DATA ENTRIES:
:::::

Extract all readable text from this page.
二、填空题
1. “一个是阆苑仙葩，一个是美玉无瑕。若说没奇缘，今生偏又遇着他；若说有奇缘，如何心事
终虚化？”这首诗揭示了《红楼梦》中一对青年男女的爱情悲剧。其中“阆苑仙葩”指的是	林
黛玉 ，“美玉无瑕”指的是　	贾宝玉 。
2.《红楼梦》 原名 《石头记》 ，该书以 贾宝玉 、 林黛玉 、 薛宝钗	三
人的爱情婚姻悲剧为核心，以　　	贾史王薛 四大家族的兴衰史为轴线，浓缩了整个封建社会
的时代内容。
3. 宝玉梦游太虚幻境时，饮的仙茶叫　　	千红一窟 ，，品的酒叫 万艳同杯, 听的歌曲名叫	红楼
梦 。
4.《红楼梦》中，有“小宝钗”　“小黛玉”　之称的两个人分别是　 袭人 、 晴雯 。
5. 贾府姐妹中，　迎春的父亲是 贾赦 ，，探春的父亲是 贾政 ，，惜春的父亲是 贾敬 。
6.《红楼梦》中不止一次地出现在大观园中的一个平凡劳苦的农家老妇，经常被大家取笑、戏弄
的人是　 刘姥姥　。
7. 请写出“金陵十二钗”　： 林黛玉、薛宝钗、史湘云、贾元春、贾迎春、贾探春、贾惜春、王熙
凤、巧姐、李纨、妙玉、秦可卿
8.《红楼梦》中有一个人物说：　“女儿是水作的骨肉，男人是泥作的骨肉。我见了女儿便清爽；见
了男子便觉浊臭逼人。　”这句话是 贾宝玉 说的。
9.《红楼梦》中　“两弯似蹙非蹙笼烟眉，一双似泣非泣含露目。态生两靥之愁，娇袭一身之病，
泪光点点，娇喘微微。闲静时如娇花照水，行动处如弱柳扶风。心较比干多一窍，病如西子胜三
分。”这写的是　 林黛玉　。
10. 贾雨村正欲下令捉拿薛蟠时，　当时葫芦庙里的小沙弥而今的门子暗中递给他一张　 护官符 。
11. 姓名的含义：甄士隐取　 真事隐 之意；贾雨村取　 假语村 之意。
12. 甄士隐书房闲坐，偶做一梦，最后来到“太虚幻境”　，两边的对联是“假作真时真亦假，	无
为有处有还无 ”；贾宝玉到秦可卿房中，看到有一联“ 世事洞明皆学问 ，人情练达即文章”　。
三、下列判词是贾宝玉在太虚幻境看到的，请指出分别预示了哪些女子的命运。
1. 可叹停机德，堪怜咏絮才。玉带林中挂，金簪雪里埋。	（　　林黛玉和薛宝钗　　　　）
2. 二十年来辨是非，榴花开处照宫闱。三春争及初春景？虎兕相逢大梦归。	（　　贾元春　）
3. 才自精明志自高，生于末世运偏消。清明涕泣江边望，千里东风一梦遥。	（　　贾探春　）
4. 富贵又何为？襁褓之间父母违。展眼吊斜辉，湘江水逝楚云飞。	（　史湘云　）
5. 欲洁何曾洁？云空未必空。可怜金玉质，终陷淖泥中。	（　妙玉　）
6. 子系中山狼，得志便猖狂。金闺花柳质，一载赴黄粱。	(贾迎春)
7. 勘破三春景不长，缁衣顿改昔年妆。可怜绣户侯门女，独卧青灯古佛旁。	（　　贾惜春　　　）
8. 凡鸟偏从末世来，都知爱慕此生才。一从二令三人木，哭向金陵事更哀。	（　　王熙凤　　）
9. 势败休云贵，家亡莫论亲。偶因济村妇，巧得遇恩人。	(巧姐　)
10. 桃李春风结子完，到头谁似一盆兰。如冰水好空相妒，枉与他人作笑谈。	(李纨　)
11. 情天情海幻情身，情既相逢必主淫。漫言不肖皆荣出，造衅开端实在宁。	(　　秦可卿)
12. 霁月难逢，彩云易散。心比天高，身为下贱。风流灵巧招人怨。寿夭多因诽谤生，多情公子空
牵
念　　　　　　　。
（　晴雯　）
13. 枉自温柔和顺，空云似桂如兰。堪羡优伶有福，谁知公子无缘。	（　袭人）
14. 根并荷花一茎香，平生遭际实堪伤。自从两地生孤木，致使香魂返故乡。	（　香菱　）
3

:::::

GOAL OF THE EXERCISE: Print the material verbatim, all of it.

EXERCISE SOLUTION:
Extract all readable text from this page.
二、填空题
1. “一个是阆苑仙葩，一个是美玉无瑕。若说没奇缘，今生偏又遇着他；若说有奇缘，如何心事
终虚化？”这首诗揭示了《红楼梦》中一对青年男女的爱情悲剧。其中“阆苑仙葩”指的是	林
黛玉 ，“美玉无瑕”指的是　	贾宝玉 。
2.《红楼梦》 原名 《石头记》 ，该书以 贾宝玉 、 林黛玉 、 薛宝钗	三
人的爱情婚姻悲剧为核心，以　　	贾史王薛 四大家族的兴衰史为轴线，浓缩了整个封建社会
的时代内容。
3. 宝玉梦游太虚幻境时，饮的仙茶叫　　	千红一窟 ，，品的酒叫 万艳同杯, 听的歌曲名叫	红楼
梦 。
4.《红楼梦》中，有“小宝钗”　“小黛玉”　之称的两个人分别是　 袭人 、 晴雯 。
5. 贾府姐妹中，　迎春的父亲是 贾赦 ，，探春的父亲是 贾政 ，，惜春的父亲是 贾敬 。
6.《红楼梦》中不止一次地出现在大观园中的一个平凡劳苦的农家老妇，经常被大家取笑、戏弄
的人是　 刘姥姥　。
7. 请写出“金陵十二钗”　： 林黛玉、薛宝钗、史湘云、贾元春、贾迎春、贾探春、贾惜春、王熙
凤、巧姐、李纨、妙玉、秦可卿
8.《红楼梦》中有一个人物说：　“女儿是水作的骨肉，男人是泥作的骨肉。我见了女儿便清爽；见
了男子便觉浊臭逼人。　”这句话是 贾宝玉 说的。
9.《红楼梦》中　“两弯似蹙非蹙笼烟眉，一双似泣非泣含露目。态生两靥之愁，娇袭一身之病，
泪光点点，娇喘微微。闲静时如娇花照水，行动处如弱柳扶风。心较比干多一窍，病如西子胜三
分。”这写的是　 林黛玉　。
10. 贾雨村正欲下令捉拿薛蟠时，　当时葫芦庙里的小沙弥而今的门子暗中递给他一张　 护官符 。
11. 姓名的含义：甄士隐取　 真事隐 之意；贾雨村取　 假语村 之意。
12. 甄士隐书房闲坐，偶做一梦，最后来到“太虚幻境”　，两边的对联是“假作真时真亦假，	无
为有处有还无 ”；贾宝玉到秦可卿房中，看到有一联“ 世事洞明皆学问 ，人情练达即文章”　。
三、下列判词是贾宝玉在太虚幻境看到的，请指出分别预示了哪些女子的命运。
1. 可叹停机德，堪怜咏絮才。玉带林中挂，金簪雪里埋。	（　　林黛玉和薛宝钗　　　　）
2. 二十年来辨是非，榴花开处照宫闱。三春争及初春景？虎兕相逢大梦归。	（　　贾元春　）
3. 才自精明志自高，生于末世运偏消。清明涕泣江边望，千里东风一梦遥。	（　　贾探春　）
4. 富贵又何为？襁褓之间父母违。展眼吊斜辉，湘江水逝楚云飞。	（　史湘云　）
5. 欲洁何曾洁？云空未必空。可怜金玉质，终陷淖泥中。	（　妙玉　）
6. 子系中山狼，得志便猖狂。金闺花柳质，一载赴黄粱。	(贾迎春)
7. 勘破三春景不长，缁衣顿改昔年妆。可怜绣户侯门女，独卧青灯古佛旁。	（　　贾惜春　　　）
8. 凡鸟偏从末世来，都知爱慕此生才。一从二令三人木，哭向金陵事更哀。	（　　王熙凤　　）
9. 势败休云贵，家亡莫论亲。偶因济村妇，巧得遇恩人。	(巧姐　)
10. 桃李春风结子完，到头谁似一盆兰。如冰水好空相妒，枉与他人作笑谈。	(李纨　)
11. 情天情海幻情身，情既相逢必主淫。漫言不肖皆荣出，造衅开端实在宁。	(　　秦可卿)
12. 霁月难逢，彩云易散。心比天高，身为下贱。风流灵巧招人怨。寿夭多因诽谤生，多情公子空
牵
念　　　　　　　。
（　晴雯　）
13. 枉自温柔和顺，空云似桂如兰。堪羡优伶有福，谁知公子无缘。	（　袭人）
14. 根并荷花一茎香，平生遭际实堪伤。自从两地生孤木，致使香魂返故乡。	（　香菱　）
3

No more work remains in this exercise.